> _TO DO_: How many lines hold the string "fabricante"? Give only the number.

━━ RECORDS PROVIDED

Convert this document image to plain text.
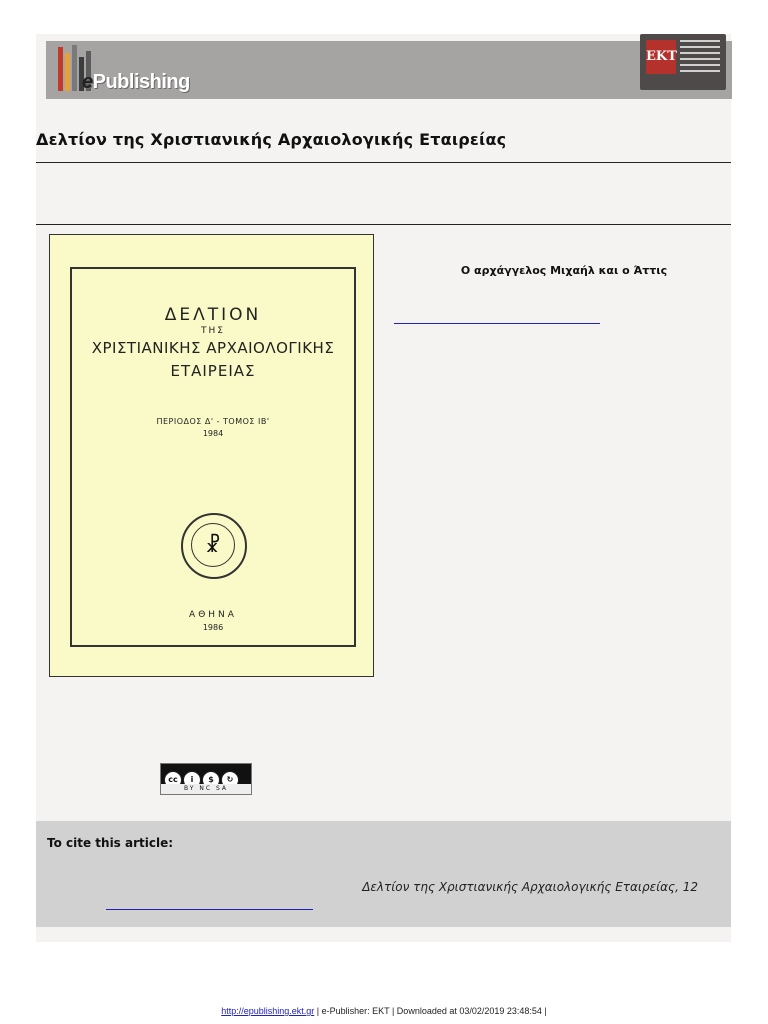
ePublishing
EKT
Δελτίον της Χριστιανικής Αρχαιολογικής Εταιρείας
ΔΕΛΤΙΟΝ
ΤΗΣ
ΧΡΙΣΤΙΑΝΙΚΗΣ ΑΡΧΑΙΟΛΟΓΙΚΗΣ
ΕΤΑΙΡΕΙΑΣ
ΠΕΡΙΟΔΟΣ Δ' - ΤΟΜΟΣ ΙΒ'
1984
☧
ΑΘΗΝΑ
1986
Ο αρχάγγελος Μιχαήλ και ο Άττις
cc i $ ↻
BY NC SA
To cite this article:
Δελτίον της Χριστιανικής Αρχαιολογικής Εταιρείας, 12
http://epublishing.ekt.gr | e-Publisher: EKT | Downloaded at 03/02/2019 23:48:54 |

━━━━
━━ RECORDS PROVIDED

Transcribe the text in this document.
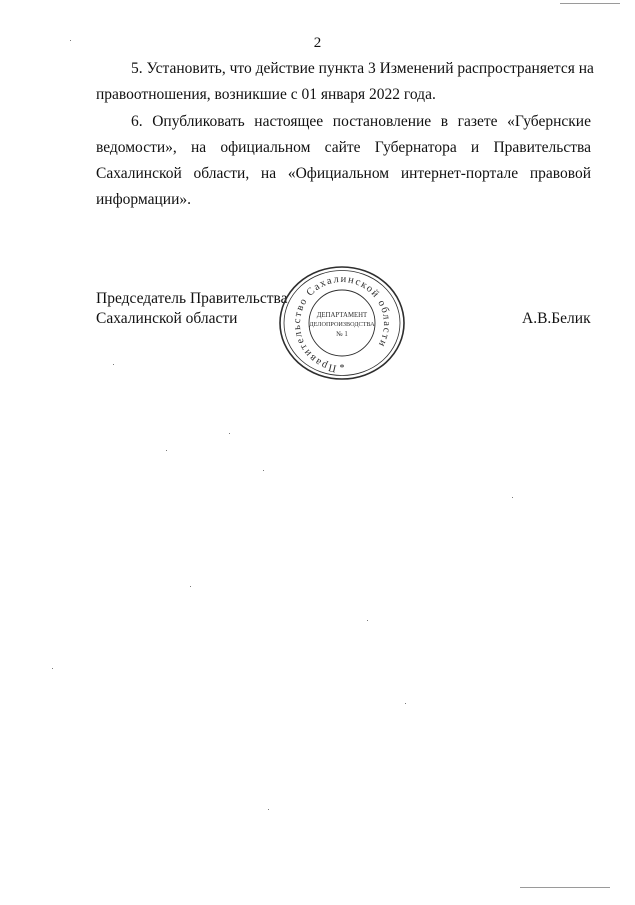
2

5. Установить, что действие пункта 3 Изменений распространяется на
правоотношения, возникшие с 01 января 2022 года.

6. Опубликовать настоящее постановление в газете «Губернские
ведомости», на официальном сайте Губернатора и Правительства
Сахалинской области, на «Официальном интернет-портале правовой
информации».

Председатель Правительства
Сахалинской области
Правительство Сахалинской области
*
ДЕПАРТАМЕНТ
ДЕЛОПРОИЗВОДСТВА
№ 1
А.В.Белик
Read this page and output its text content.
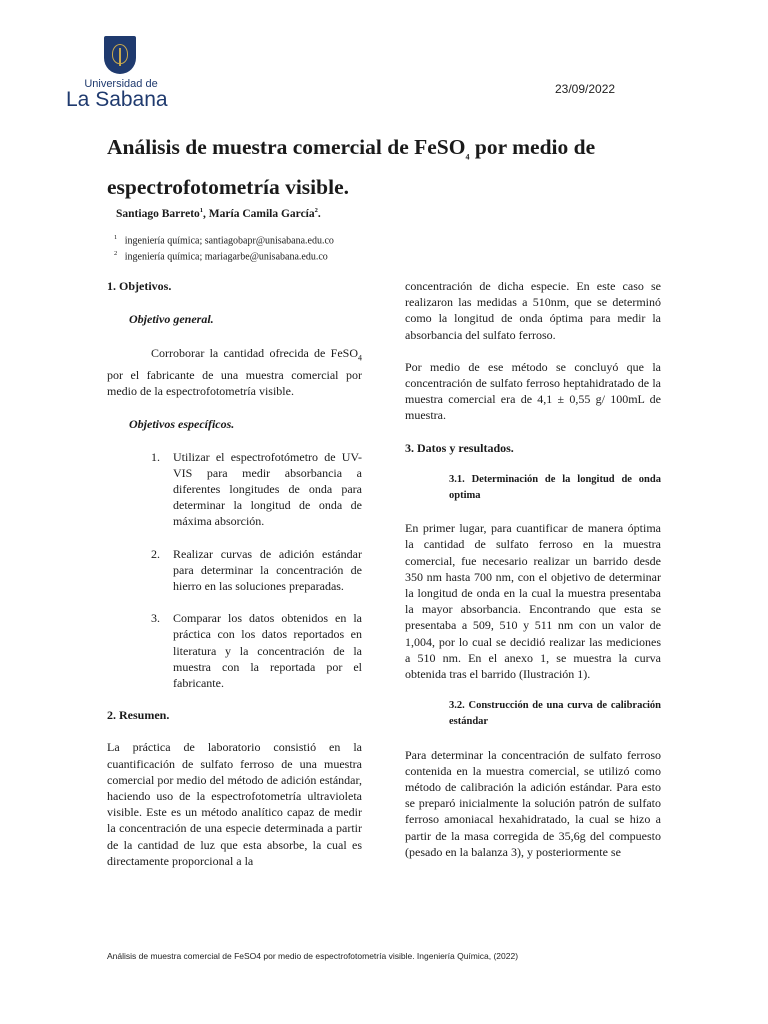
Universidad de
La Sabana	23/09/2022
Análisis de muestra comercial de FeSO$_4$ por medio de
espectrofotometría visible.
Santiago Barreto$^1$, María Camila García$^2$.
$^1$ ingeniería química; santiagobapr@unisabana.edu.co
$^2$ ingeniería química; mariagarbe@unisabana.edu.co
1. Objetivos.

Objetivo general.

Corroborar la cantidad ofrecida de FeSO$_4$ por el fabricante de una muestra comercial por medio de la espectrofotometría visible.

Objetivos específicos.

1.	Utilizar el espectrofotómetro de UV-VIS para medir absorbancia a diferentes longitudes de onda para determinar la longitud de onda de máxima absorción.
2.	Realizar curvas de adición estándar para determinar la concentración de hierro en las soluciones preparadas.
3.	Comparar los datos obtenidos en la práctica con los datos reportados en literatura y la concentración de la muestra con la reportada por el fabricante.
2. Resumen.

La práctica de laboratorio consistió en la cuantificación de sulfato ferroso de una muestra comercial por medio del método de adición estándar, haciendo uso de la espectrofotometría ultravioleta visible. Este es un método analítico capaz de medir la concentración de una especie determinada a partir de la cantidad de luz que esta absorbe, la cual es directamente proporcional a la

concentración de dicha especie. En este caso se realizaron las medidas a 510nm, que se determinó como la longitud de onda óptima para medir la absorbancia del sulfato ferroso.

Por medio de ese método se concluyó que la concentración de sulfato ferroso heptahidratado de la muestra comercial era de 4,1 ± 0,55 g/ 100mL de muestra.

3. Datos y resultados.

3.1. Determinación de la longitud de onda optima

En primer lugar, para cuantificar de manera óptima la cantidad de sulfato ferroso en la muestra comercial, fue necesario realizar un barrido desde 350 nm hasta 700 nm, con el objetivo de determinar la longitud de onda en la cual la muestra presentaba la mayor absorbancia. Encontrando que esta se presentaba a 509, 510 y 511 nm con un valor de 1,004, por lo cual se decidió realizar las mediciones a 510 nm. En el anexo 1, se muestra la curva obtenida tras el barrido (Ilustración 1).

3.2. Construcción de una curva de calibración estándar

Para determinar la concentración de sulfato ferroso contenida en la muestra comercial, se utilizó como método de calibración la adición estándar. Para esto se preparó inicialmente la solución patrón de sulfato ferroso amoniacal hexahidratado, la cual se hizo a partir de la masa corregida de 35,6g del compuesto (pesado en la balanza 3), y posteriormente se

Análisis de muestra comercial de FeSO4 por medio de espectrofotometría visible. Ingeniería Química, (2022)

━━━━

> _TASK RESULT_: 2